**Stated task**
Render every entry verbatim.

-------- Record excerpts

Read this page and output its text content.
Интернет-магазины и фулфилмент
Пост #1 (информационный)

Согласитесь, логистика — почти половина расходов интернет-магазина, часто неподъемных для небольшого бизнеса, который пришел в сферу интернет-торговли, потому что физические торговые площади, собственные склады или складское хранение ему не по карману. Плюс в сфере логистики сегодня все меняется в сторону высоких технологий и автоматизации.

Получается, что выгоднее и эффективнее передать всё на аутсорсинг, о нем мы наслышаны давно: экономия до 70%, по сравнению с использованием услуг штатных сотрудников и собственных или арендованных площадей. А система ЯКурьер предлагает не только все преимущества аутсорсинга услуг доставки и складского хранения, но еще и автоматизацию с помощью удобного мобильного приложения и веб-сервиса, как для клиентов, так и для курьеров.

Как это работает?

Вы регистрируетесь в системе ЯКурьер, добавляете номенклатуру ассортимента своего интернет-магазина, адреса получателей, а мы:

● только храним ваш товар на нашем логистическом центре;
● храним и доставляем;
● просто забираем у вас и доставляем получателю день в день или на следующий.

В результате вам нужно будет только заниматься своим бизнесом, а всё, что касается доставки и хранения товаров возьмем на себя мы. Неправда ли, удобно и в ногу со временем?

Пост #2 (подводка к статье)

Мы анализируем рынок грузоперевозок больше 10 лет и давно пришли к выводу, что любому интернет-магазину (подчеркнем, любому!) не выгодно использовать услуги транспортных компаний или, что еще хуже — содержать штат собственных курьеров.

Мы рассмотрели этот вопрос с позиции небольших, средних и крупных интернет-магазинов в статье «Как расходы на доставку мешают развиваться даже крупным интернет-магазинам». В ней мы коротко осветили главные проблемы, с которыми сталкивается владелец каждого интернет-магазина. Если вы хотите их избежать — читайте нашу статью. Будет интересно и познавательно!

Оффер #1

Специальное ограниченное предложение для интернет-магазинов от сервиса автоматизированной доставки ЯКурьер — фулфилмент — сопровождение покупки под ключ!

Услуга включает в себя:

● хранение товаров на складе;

----------------

**Finished exercise**
Read this page and output its text content.
Интернет-магазины и фулфилмент
Пост #1 (информационный)

Согласитесь, логистика — почти половина расходов интернет-магазина, часто неподъемных для небольшого бизнеса, который пришел в сферу интернет-торговли, потому что физические торговые площади, собственные склады или складское хранение ему не по карману. Плюс в сфере логистики сегодня все меняется в сторону высоких технологий и автоматизации.

Получается, что выгоднее и эффективнее передать всё на аутсорсинг, о нем мы наслышаны давно: экономия до 70%, по сравнению с использованием услуг штатных сотрудников и собственных или арендованных площадей. А система ЯКурьер предлагает не только все преимущества аутсорсинга услуг доставки и складского хранения, но еще и автоматизацию с помощью удобного мобильного приложения и веб-сервиса, как для клиентов, так и для курьеров.

Как это работает?

Вы регистрируетесь в системе ЯКурьер, добавляете номенклатуру ассортимента своего интернет-магазина, адреса получателей, а мы:

● только храним ваш товар на нашем логистическом центре;
● храним и доставляем;
● просто забираем у вас и доставляем получателю день в день или на следующий.

В результате вам нужно будет только заниматься своим бизнесом, а всё, что касается доставки и хранения товаров возьмем на себя мы. Неправда ли, удобно и в ногу со временем?

Пост #2 (подводка к статье)

Мы анализируем рынок грузоперевозок больше 10 лет и давно пришли к выводу, что любому интернет-магазину (подчеркнем, любому!) не выгодно использовать услуги транспортных компаний или, что еще хуже — содержать штат собственных курьеров.

Мы рассмотрели этот вопрос с позиции небольших, средних и крупных интернет-магазинов в статье «Как расходы на доставку мешают развиваться даже крупным интернет-магазинам». В ней мы коротко осветили главные проблемы, с которыми сталкивается владелец каждого интернет-магазина. Если вы хотите их избежать — читайте нашу статью. Будет интересно и познавательно!

Оффер #1

Специальное ограниченное предложение для интернет-магазинов от сервиса автоматизированной доставки ЯКурьер — фулфилмент — сопровождение покупки под ключ!

Услуга включает в себя:

● хранение товаров на складе;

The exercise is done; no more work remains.